*** Material for this task

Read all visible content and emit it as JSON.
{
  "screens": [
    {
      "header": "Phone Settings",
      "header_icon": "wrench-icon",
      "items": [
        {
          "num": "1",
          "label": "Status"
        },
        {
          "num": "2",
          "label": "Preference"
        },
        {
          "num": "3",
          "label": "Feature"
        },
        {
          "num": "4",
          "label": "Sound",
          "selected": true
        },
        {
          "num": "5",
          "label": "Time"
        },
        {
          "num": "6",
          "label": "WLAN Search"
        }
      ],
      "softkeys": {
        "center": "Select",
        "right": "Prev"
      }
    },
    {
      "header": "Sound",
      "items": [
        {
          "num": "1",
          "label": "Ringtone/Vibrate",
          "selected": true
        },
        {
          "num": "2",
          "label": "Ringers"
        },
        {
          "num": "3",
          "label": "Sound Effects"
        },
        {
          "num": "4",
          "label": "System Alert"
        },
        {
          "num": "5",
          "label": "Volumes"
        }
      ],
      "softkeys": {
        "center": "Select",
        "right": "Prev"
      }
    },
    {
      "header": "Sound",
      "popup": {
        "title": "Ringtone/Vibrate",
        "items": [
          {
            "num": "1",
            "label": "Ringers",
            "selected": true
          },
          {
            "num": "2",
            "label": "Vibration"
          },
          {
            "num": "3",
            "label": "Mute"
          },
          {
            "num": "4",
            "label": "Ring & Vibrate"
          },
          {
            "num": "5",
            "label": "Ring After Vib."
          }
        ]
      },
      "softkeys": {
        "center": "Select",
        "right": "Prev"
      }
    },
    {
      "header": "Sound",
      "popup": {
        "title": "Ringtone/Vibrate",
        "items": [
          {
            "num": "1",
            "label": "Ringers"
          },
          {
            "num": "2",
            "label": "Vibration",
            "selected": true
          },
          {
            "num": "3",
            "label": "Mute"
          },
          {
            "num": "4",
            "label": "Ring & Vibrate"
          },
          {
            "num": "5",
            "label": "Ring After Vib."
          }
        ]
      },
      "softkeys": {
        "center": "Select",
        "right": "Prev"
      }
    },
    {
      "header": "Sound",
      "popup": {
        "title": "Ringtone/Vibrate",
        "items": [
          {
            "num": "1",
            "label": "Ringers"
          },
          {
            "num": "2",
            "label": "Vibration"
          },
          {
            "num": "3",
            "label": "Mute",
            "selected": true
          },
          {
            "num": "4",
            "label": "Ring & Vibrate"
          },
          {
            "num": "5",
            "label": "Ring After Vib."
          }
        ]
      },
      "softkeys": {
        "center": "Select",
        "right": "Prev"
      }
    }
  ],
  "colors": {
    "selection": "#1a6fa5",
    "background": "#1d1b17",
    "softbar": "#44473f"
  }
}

******

Write out the full listing, keeping every line exactly as it is.

Read all visible content and emit it as JSON.
{
  "screens": [
    {
      "header": "Phone Settings",
      "header_icon": "wrench-icon",
      "items": [
        {
          "num": "1",
          "label": "Status"
        },
        {
          "num": "2",
          "label": "Preference"
        },
        {
          "num": "3",
          "label": "Feature"
        },
        {
          "num": "4",
          "label": "Sound",
          "selected": true
        },
        {
          "num": "5",
          "label": "Time"
        },
        {
          "num": "6",
          "label": "WLAN Search"
        }
      ],
      "softkeys": {
        "center": "Select",
        "right": "Prev"
      }
    },
    {
      "header": "Sound",
      "items": [
        {
          "num": "1",
          "label": "Ringtone/Vibrate",
          "selected": true
        },
        {
          "num": "2",
          "label": "Ringers"
        },
        {
          "num": "3",
          "label": "Sound Effects"
        },
        {
          "num": "4",
          "label": "System Alert"
        },
        {
          "num": "5",
          "label": "Volumes"
        }
      ],
      "softkeys": {
        "center": "Select",
        "right": "Prev"
      }
    },
    {
      "header": "Sound",
      "popup": {
        "title": "Ringtone/Vibrate",
        "items": [
          {
            "num": "1",
            "label": "Ringers",
            "selected": true
          },
          {
            "num": "2",
            "label": "Vibration"
          },
          {
            "num": "3",
            "label": "Mute"
          },
          {
            "num": "4",
            "label": "Ring & Vibrate"
          },
          {
            "num": "5",
            "label": "Ring After Vib."
          }
        ]
      },
      "softkeys": {
        "center": "Select",
        "right": "Prev"
      }
    },
    {
      "header": "Sound",
      "popup": {
        "title": "Ringtone/Vibrate",
        "items": [
          {
            "num": "1",
            "label": "Ringers"
          },
          {
            "num": "2",
            "label": "Vibration",
            "selected": true
          },
          {
            "num": "3",
            "label": "Mute"
          },
          {
            "num": "4",
            "label": "Ring & Vibrate"
          },
          {
            "num": "5",
            "label": "Ring After Vib."
          }
        ]
      },
      "softkeys": {
        "center": "Select",
        "right": "Prev"
      }
    },
    {
      "header": "Sound",
      "popup": {
        "title": "Ringtone/Vibrate",
        "items": [
          {
            "num": "1",
            "label": "Ringers"
          },
          {
            "num": "2",
            "label": "Vibration"
          },
          {
            "num": "3",
            "label": "Mute",
            "selected": true
          },
          {
            "num": "4",
            "label": "Ring & Vibrate"
          },
          {
            "num": "5",
            "label": "Ring After Vib."
          }
        ]
      },
      "softkeys": {
        "center": "Select",
        "right": "Prev"
      }
    }
  ],
  "colors": {
    "selection": "#1a6fa5",
    "background": "#1d1b17",
    "softbar": "#44473f"
  }
}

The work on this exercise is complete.